:: MATERIALS PROVIDED ::
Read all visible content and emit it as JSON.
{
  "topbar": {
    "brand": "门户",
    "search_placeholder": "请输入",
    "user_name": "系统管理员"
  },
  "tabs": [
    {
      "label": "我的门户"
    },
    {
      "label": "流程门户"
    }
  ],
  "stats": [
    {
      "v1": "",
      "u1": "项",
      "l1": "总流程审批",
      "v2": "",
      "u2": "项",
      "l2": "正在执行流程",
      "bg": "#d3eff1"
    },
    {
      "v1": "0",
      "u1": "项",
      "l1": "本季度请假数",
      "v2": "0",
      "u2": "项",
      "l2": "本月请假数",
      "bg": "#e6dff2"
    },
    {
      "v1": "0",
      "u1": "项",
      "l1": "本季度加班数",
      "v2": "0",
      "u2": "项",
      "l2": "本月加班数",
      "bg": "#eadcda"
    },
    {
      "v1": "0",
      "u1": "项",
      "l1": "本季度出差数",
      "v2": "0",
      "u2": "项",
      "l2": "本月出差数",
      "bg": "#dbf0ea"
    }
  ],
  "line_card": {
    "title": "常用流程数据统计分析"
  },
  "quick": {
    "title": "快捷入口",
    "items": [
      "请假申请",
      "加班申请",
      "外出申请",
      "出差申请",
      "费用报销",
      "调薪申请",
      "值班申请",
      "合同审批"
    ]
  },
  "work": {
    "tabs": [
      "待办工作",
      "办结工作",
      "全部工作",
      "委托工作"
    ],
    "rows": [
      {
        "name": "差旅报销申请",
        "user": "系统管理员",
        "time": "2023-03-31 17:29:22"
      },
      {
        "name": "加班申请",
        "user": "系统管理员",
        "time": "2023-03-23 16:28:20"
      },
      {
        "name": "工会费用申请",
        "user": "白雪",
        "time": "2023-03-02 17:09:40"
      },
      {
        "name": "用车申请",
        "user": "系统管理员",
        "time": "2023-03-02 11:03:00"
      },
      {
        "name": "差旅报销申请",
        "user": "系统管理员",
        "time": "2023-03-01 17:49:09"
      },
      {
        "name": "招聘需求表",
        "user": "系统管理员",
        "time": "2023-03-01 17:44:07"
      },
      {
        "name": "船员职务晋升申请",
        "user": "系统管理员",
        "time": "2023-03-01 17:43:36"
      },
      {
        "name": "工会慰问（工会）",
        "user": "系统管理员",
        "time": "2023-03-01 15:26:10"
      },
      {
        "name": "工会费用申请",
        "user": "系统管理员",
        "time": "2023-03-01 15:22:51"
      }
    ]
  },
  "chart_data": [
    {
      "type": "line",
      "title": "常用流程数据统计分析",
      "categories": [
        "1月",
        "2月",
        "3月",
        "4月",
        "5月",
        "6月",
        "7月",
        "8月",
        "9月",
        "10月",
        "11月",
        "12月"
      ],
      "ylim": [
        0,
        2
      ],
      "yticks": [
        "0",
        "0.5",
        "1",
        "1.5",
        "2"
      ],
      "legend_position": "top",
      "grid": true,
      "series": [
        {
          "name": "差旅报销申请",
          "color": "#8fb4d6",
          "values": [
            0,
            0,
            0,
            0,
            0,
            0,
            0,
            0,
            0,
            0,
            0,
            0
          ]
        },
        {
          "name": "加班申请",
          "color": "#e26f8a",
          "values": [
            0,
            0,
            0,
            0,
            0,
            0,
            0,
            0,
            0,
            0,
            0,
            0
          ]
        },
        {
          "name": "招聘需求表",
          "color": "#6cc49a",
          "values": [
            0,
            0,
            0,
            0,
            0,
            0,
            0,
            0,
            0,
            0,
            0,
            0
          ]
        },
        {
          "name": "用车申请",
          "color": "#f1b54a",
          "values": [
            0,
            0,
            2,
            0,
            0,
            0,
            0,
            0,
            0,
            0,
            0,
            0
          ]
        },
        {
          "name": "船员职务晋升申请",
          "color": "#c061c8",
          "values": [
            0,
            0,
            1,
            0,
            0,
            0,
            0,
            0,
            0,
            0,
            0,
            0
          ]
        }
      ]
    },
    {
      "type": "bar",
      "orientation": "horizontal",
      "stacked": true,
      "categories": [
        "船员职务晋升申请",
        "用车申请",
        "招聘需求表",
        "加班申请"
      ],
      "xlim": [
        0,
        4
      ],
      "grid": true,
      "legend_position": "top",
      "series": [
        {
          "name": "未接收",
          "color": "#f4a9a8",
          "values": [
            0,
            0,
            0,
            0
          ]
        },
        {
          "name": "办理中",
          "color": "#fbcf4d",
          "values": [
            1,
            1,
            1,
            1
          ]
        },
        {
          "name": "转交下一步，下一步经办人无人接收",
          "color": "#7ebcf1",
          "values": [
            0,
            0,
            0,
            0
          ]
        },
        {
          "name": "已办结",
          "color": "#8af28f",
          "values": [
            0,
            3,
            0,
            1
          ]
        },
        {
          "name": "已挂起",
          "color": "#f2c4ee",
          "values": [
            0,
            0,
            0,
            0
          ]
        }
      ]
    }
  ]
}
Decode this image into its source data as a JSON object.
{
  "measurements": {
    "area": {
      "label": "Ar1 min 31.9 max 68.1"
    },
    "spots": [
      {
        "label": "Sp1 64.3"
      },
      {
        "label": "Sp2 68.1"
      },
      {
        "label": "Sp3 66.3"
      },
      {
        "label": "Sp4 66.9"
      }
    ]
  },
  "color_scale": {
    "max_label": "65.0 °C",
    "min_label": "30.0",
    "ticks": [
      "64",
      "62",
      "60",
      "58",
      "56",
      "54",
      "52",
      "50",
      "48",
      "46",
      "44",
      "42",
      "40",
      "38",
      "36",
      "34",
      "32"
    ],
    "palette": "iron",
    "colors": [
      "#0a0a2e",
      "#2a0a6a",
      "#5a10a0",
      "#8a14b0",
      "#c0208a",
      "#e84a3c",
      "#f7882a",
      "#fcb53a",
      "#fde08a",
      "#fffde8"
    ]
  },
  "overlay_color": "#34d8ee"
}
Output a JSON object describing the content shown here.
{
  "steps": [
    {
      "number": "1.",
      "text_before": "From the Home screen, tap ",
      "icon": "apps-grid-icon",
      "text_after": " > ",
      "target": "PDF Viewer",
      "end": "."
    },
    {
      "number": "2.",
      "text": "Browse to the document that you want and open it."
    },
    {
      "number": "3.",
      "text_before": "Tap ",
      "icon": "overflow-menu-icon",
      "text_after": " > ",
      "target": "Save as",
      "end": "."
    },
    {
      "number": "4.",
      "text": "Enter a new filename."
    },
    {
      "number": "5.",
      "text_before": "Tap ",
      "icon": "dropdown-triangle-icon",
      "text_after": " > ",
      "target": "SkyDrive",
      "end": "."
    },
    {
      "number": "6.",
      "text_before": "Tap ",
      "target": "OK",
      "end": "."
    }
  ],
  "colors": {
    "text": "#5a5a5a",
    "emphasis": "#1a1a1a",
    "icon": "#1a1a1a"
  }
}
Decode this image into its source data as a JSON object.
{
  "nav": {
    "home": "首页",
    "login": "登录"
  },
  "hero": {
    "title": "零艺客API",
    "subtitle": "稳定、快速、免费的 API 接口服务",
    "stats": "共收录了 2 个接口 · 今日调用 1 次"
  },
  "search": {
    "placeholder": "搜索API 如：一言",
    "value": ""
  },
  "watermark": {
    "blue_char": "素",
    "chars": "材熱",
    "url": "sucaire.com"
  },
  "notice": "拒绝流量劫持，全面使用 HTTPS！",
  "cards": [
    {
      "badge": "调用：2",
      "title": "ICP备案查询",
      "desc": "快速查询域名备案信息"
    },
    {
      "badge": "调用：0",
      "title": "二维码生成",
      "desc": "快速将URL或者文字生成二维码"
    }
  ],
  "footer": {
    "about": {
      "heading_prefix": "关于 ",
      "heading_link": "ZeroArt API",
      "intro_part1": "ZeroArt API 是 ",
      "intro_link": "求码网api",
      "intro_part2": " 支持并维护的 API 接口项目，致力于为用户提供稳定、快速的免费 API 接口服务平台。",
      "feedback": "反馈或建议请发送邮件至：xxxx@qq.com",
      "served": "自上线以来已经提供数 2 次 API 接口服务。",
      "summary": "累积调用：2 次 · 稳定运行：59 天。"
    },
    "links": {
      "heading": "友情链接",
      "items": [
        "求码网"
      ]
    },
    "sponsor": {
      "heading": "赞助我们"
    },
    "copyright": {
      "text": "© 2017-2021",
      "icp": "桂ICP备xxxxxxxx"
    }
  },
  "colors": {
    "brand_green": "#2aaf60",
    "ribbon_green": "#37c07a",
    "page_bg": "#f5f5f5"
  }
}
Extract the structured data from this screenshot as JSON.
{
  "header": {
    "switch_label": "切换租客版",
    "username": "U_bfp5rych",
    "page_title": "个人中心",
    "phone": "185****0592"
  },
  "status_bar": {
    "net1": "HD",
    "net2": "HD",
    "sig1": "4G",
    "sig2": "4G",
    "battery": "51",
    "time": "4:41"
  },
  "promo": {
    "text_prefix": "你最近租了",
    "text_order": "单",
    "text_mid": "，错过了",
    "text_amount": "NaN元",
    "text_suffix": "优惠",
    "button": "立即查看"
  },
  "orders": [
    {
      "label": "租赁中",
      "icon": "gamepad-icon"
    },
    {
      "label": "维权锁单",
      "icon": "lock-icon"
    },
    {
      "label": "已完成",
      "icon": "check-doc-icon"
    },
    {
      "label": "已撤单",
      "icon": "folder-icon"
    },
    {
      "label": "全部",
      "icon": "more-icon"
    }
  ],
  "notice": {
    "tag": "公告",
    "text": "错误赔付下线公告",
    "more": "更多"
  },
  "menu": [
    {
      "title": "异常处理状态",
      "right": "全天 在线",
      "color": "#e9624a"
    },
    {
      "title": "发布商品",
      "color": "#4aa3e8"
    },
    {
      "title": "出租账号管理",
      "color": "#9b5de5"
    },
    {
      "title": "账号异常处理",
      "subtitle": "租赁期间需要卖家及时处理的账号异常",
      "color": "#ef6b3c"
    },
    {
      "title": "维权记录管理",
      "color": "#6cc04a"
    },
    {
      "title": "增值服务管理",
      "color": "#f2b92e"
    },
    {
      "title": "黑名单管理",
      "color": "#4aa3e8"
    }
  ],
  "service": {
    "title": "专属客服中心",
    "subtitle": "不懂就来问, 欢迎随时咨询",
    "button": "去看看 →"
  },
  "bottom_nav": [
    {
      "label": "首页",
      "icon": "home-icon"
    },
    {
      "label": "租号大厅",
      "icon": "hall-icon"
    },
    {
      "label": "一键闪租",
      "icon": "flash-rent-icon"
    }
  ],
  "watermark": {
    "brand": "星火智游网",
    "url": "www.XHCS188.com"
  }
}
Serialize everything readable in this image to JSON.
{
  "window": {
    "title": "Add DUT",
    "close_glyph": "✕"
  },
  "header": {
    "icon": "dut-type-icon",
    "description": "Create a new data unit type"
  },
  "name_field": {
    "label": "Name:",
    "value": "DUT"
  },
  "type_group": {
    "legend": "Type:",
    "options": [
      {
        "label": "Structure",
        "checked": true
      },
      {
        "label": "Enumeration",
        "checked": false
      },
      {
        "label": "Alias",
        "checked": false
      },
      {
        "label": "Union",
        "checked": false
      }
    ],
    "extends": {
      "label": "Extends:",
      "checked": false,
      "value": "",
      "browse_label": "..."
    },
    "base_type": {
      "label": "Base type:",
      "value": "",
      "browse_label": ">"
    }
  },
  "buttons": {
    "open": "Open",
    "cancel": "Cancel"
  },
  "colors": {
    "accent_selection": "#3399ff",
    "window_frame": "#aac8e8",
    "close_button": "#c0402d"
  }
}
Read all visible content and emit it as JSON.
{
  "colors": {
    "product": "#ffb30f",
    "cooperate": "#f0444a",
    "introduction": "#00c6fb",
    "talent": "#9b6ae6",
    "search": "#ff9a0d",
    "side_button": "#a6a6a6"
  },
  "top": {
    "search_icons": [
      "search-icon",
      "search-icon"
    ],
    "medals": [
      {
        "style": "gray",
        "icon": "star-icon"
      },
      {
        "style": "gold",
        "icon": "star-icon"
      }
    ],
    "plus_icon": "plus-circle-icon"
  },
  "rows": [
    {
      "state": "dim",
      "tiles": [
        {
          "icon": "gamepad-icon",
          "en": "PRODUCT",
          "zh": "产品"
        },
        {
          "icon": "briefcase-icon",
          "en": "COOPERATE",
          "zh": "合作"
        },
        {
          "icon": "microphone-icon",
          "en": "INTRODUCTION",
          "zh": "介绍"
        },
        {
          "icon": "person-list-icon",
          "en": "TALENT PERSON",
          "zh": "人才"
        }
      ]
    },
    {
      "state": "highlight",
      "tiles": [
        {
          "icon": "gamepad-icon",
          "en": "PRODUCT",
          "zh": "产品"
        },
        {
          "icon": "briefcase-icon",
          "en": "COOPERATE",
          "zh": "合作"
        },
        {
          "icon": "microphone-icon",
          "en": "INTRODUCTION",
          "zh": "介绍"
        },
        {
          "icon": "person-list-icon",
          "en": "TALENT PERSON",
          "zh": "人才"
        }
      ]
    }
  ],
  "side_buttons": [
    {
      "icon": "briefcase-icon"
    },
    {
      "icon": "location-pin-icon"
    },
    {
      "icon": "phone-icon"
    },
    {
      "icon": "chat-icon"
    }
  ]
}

:: GIVEN TASK ::
Identify each line containing the string "time" and copy it out.

:: RESULT BELOW ::
        "time": "2023-03-31 17:29:22"
        "time": "2023-03-23 16:28:20"
        "time": "2023-03-02 17:09:40"
        "time": "2023-03-02 11:03:00"
        "time": "2023-03-01 17:49:09"
        "time": "2023-03-01 17:44:07"
        "time": "2023-03-01 17:43:36"
        "time": "2023-03-01 15:26:10"
        "time": "2023-03-01 15:22:51"
    "time": "4:41"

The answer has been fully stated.